**RECORDS SUPPLIED**.
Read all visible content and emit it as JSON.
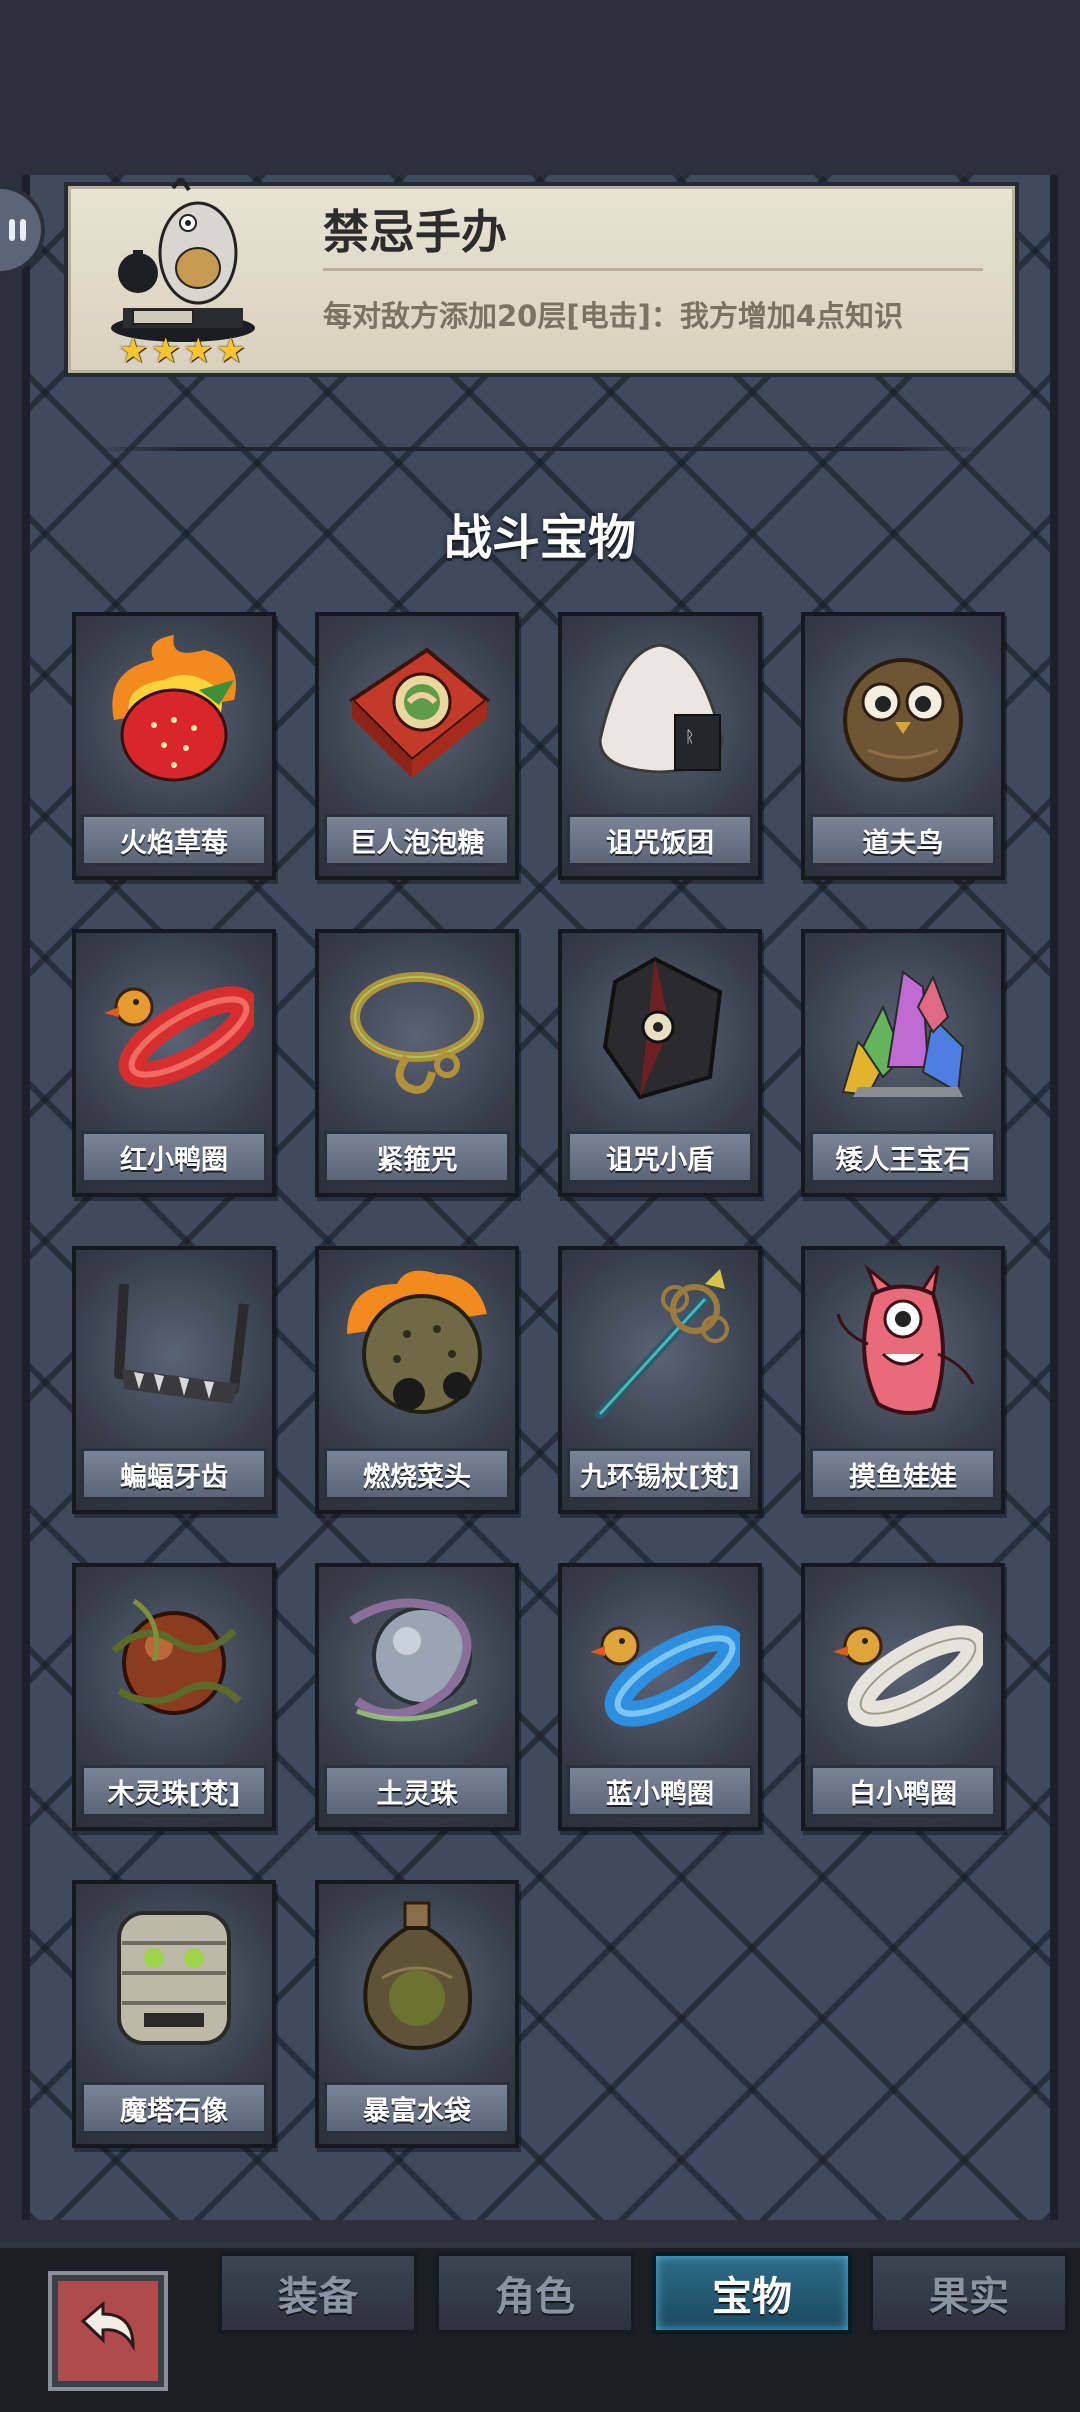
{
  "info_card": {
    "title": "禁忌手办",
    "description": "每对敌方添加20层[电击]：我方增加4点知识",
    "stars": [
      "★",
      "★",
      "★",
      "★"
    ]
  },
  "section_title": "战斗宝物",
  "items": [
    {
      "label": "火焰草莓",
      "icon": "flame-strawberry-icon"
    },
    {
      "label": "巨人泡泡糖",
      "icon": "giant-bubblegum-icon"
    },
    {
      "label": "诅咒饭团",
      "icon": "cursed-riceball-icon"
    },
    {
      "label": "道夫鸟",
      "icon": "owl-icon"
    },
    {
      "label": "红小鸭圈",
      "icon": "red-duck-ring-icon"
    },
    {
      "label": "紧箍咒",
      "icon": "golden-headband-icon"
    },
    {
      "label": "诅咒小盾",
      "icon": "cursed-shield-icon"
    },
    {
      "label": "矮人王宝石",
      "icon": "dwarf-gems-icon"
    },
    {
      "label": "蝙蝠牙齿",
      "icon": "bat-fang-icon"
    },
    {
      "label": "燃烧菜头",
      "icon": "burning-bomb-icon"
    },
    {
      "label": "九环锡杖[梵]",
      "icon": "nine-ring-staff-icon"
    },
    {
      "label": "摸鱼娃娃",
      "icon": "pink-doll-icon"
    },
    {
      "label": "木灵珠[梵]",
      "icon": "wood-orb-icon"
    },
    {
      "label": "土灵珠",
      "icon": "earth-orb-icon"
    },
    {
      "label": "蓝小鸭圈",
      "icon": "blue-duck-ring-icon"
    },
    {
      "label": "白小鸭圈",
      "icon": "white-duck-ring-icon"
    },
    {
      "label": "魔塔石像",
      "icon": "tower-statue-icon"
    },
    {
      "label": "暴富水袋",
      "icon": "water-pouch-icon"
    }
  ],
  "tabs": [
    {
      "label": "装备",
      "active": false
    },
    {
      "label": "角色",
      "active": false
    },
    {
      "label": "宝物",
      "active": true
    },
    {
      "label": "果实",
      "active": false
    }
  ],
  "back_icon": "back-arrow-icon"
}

**TASK DETAILS**. Count every line above that holds the string "cursed" and give the total, nothing more.

**FINISHED ANSWER**. 2